WHAT IS REQUIRED:
All entries are to be quoted exactly; the images stay out of the copy.

MATERIAL FOR THE TASK:
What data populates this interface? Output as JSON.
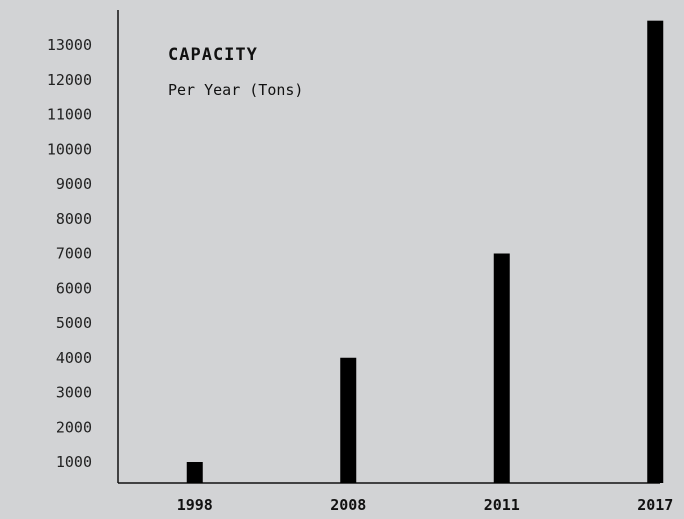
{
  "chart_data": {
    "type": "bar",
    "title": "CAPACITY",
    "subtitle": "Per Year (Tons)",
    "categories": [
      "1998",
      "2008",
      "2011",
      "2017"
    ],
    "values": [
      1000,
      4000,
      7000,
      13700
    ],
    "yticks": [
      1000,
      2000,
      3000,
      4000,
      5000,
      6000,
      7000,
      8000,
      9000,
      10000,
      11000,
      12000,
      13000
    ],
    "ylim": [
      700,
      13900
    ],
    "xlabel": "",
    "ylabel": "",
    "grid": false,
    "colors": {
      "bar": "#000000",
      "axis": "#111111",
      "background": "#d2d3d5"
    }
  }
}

EXERCISE ANSWER:
What data populates this interface? Output as JSON.
{
  "chart_data": {
    "type": "bar",
    "title": "CAPACITY",
    "subtitle": "Per Year (Tons)",
    "categories": [
      "1998",
      "2008",
      "2011",
      "2017"
    ],
    "values": [
      1000,
      4000,
      7000,
      13700
    ],
    "yticks": [
      1000,
      2000,
      3000,
      4000,
      5000,
      6000,
      7000,
      8000,
      9000,
      10000,
      11000,
      12000,
      13000
    ],
    "ylim": [
      700,
      13900
    ],
    "xlabel": "",
    "ylabel": "",
    "grid": false,
    "colors": {
      "bar": "#000000",
      "axis": "#111111",
      "background": "#d2d3d5"
    }
  }
}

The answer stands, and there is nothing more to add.